Figure data in JSON
>>>
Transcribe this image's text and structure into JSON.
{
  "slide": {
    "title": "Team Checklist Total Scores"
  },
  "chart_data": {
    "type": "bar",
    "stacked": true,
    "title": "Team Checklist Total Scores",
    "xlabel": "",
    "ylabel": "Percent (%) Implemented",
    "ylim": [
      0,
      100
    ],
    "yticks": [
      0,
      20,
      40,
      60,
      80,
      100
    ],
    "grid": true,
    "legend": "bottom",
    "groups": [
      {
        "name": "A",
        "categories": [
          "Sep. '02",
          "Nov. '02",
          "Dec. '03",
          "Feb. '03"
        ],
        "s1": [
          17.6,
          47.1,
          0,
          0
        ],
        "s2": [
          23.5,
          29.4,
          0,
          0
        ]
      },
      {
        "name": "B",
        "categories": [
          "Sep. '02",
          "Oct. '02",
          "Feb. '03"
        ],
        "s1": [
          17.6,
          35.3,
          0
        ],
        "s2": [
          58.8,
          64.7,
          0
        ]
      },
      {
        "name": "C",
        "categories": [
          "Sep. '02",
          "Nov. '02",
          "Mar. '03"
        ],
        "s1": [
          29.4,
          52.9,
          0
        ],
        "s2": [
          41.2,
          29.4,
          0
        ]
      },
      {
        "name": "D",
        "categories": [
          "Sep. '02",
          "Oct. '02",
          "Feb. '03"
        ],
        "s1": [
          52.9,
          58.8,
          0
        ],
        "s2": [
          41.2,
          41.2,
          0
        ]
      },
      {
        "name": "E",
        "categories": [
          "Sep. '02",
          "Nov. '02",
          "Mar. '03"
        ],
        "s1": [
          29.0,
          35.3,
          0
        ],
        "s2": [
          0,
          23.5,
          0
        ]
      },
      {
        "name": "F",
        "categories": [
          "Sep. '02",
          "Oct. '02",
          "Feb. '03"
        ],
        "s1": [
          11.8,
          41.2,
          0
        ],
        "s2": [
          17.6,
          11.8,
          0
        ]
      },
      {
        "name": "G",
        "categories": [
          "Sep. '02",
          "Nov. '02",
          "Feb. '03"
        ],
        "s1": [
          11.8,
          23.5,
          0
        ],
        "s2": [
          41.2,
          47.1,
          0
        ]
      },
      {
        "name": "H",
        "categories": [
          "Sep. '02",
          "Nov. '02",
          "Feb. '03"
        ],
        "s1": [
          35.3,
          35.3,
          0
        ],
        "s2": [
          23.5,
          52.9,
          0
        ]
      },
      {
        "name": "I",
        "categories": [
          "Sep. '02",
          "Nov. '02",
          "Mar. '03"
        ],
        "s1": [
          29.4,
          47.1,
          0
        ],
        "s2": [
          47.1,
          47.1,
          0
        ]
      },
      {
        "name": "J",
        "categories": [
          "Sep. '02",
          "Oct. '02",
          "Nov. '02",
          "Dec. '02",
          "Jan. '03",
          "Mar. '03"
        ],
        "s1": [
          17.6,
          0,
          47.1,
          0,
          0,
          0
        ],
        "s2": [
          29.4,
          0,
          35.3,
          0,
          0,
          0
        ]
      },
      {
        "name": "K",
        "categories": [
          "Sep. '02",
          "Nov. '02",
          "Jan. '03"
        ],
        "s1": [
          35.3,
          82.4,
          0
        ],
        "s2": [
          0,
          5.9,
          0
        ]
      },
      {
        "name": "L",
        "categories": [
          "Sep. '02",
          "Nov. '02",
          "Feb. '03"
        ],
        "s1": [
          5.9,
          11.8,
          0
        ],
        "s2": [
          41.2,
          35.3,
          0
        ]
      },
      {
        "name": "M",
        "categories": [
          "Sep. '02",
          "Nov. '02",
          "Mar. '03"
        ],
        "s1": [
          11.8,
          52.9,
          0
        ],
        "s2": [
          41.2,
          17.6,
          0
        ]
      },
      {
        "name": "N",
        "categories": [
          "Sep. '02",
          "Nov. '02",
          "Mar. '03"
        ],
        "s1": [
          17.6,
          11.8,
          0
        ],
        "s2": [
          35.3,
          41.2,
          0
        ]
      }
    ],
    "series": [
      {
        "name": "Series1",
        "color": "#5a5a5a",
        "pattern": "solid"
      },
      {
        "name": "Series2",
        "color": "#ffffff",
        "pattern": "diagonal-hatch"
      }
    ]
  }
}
<<<
Prompt
Copy out all the entries shown above, character for character.

Solution to the problem
Transcribe this image's text and structure into JSON.
{
  "slide": {
    "title": "Team Checklist Total Scores"
  },
  "chart_data": {
    "type": "bar",
    "stacked": true,
    "title": "Team Checklist Total Scores",
    "xlabel": "",
    "ylabel": "Percent (%) Implemented",
    "ylim": [
      0,
      100
    ],
    "yticks": [
      0,
      20,
      40,
      60,
      80,
      100
    ],
    "grid": true,
    "legend": "bottom",
    "groups": [
      {
        "name": "A",
        "categories": [
          "Sep. '02",
          "Nov. '02",
          "Dec. '03",
          "Feb. '03"
        ],
        "s1": [
          17.6,
          47.1,
          0,
          0
        ],
        "s2": [
          23.5,
          29.4,
          0,
          0
        ]
      },
      {
        "name": "B",
        "categories": [
          "Sep. '02",
          "Oct. '02",
          "Feb. '03"
        ],
        "s1": [
          17.6,
          35.3,
          0
        ],
        "s2": [
          58.8,
          64.7,
          0
        ]
      },
      {
        "name": "C",
        "categories": [
          "Sep. '02",
          "Nov. '02",
          "Mar. '03"
        ],
        "s1": [
          29.4,
          52.9,
          0
        ],
        "s2": [
          41.2,
          29.4,
          0
        ]
      },
      {
        "name": "D",
        "categories": [
          "Sep. '02",
          "Oct. '02",
          "Feb. '03"
        ],
        "s1": [
          52.9,
          58.8,
          0
        ],
        "s2": [
          41.2,
          41.2,
          0
        ]
      },
      {
        "name": "E",
        "categories": [
          "Sep. '02",
          "Nov. '02",
          "Mar. '03"
        ],
        "s1": [
          29.0,
          35.3,
          0
        ],
        "s2": [
          0,
          23.5,
          0
        ]
      },
      {
        "name": "F",
        "categories": [
          "Sep. '02",
          "Oct. '02",
          "Feb. '03"
        ],
        "s1": [
          11.8,
          41.2,
          0
        ],
        "s2": [
          17.6,
          11.8,
          0
        ]
      },
      {
        "name": "G",
        "categories": [
          "Sep. '02",
          "Nov. '02",
          "Feb. '03"
        ],
        "s1": [
          11.8,
          23.5,
          0
        ],
        "s2": [
          41.2,
          47.1,
          0
        ]
      },
      {
        "name": "H",
        "categories": [
          "Sep. '02",
          "Nov. '02",
          "Feb. '03"
        ],
        "s1": [
          35.3,
          35.3,
          0
        ],
        "s2": [
          23.5,
          52.9,
          0
        ]
      },
      {
        "name": "I",
        "categories": [
          "Sep. '02",
          "Nov. '02",
          "Mar. '03"
        ],
        "s1": [
          29.4,
          47.1,
          0
        ],
        "s2": [
          47.1,
          47.1,
          0
        ]
      },
      {
        "name": "J",
        "categories": [
          "Sep. '02",
          "Oct. '02",
          "Nov. '02",
          "Dec. '02",
          "Jan. '03",
          "Mar. '03"
        ],
        "s1": [
          17.6,
          0,
          47.1,
          0,
          0,
          0
        ],
        "s2": [
          29.4,
          0,
          35.3,
          0,
          0,
          0
        ]
      },
      {
        "name": "K",
        "categories": [
          "Sep. '02",
          "Nov. '02",
          "Jan. '03"
        ],
        "s1": [
          35.3,
          82.4,
          0
        ],
        "s2": [
          0,
          5.9,
          0
        ]
      },
      {
        "name": "L",
        "categories": [
          "Sep. '02",
          "Nov. '02",
          "Feb. '03"
        ],
        "s1": [
          5.9,
          11.8,
          0
        ],
        "s2": [
          41.2,
          35.3,
          0
        ]
      },
      {
        "name": "M",
        "categories": [
          "Sep. '02",
          "Nov. '02",
          "Mar. '03"
        ],
        "s1": [
          11.8,
          52.9,
          0
        ],
        "s2": [
          41.2,
          17.6,
          0
        ]
      },
      {
        "name": "N",
        "categories": [
          "Sep. '02",
          "Nov. '02",
          "Mar. '03"
        ],
        "s1": [
          17.6,
          11.8,
          0
        ],
        "s2": [
          35.3,
          41.2,
          0
        ]
      }
    ],
    "series": [
      {
        "name": "Series1",
        "color": "#5a5a5a",
        "pattern": "solid"
      },
      {
        "name": "Series2",
        "color": "#ffffff",
        "pattern": "diagonal-hatch"
      }
    ]
  }
}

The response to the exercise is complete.